↓

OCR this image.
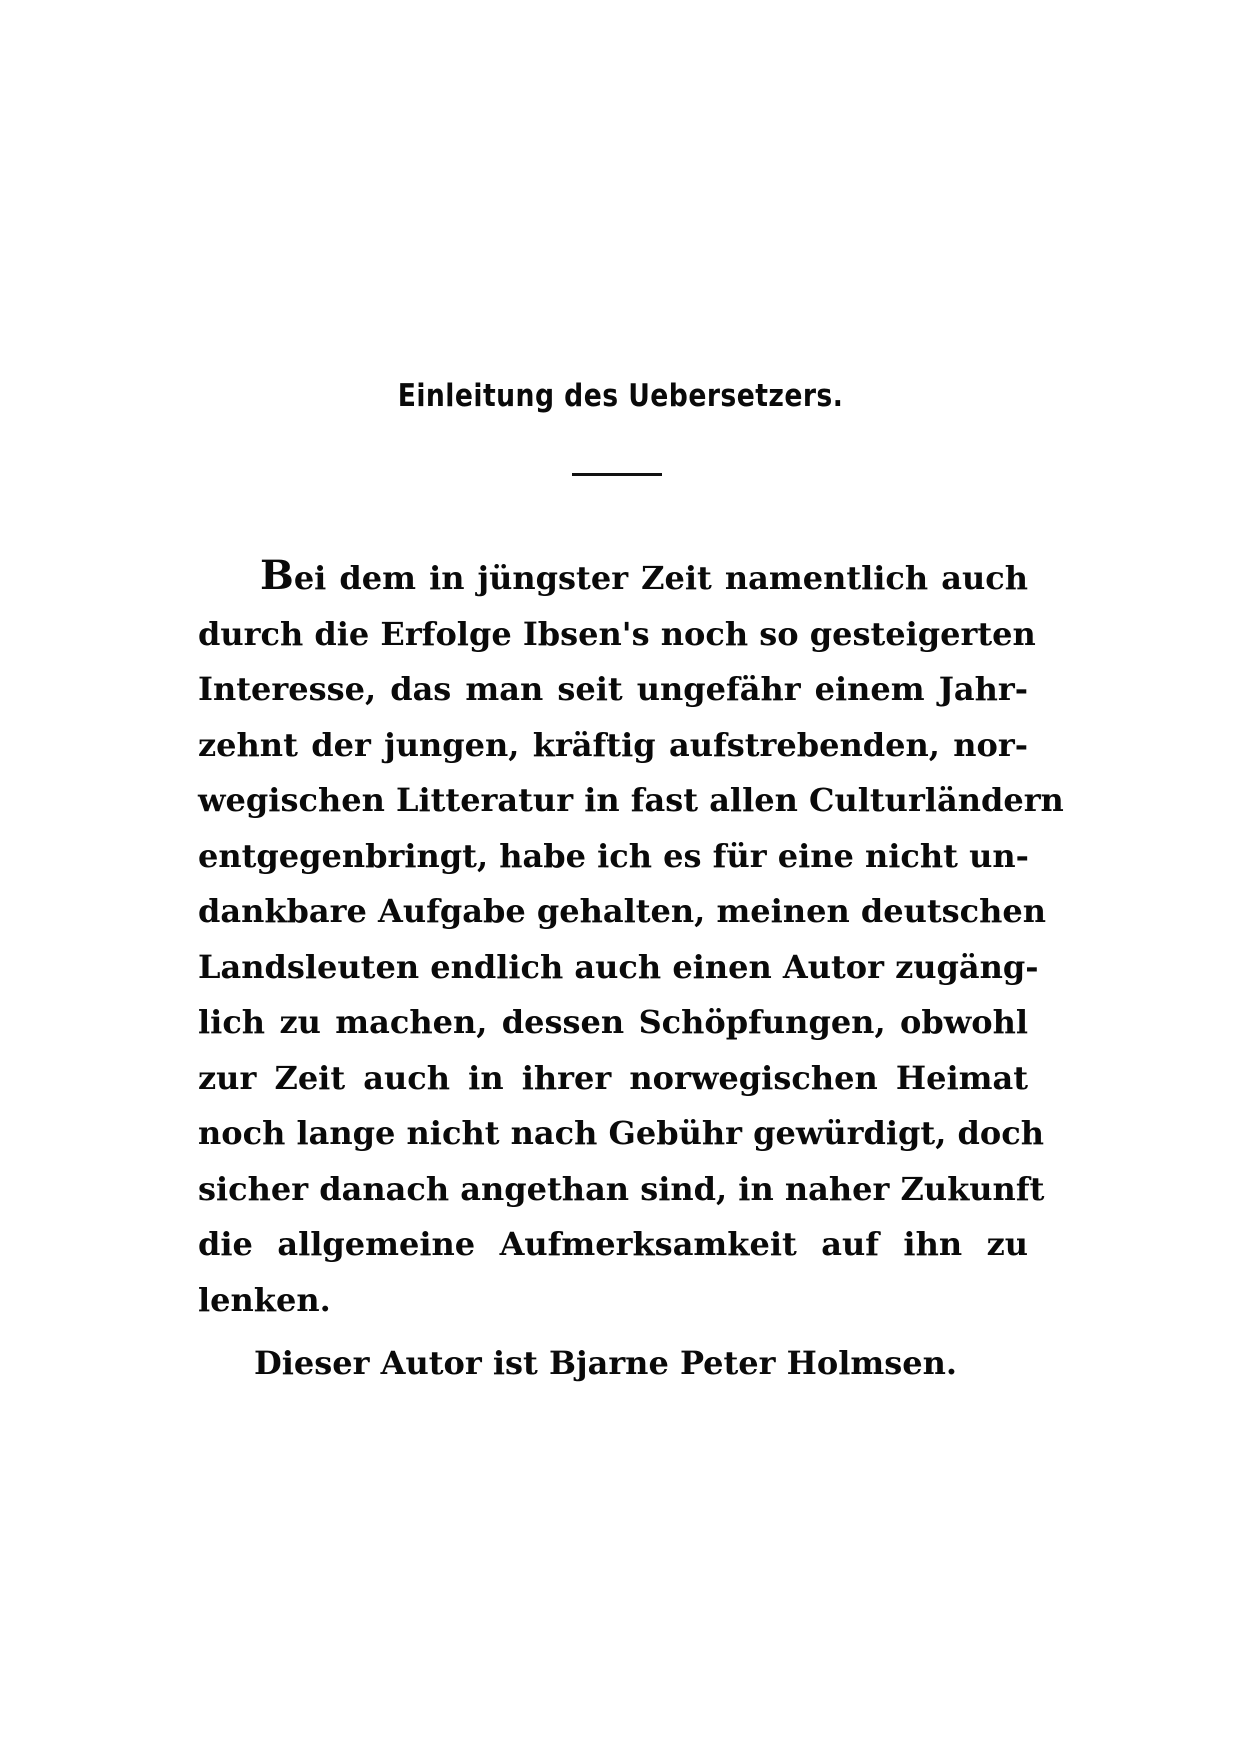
Einleitung des Uebersetzers.
Bei dem in jüngster Zeit namentlich auch
durch die Erfolge Ibsen's noch so gesteigerten
Interesse, das man seit ungefähr einem Jahr-
zehnt der jungen, kräftig aufstrebenden, nor-
wegischen Litteratur in fast allen Culturländern
entgegenbringt, habe ich es für eine nicht un-
dankbare Aufgabe gehalten, meinen deutschen
Landsleuten endlich auch einen Autor zugäng-
lich zu machen, dessen Schöpfungen, obwohl
zur Zeit auch in ihrer norwegischen Heimat
noch lange nicht nach Gebühr gewürdigt, doch
sicher danach angethan sind, in naher Zukunft
die allgemeine Aufmerksamkeit auf ihn zu
lenken.
Dieser Autor ist Bjarne Peter Holmsen.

↑

Output, exactly, all the records above; include no pictures.

OCR this image.
Einleitung des Uebersetzers.
Bei dem in jüngster Zeit namentlich auch
durch die Erfolge Ibsen's noch so gesteigerten
Interesse, das man seit ungefähr einem Jahr-
zehnt der jungen, kräftig aufstrebenden, nor-
wegischen Litteratur in fast allen Culturländern
entgegenbringt, habe ich es für eine nicht un-
dankbare Aufgabe gehalten, meinen deutschen
Landsleuten endlich auch einen Autor zugäng-
lich zu machen, dessen Schöpfungen, obwohl
zur Zeit auch in ihrer norwegischen Heimat
noch lange nicht nach Gebühr gewürdigt, doch
sicher danach angethan sind, in naher Zukunft
die allgemeine Aufmerksamkeit auf ihn zu
lenken.
Dieser Autor ist Bjarne Peter Holmsen.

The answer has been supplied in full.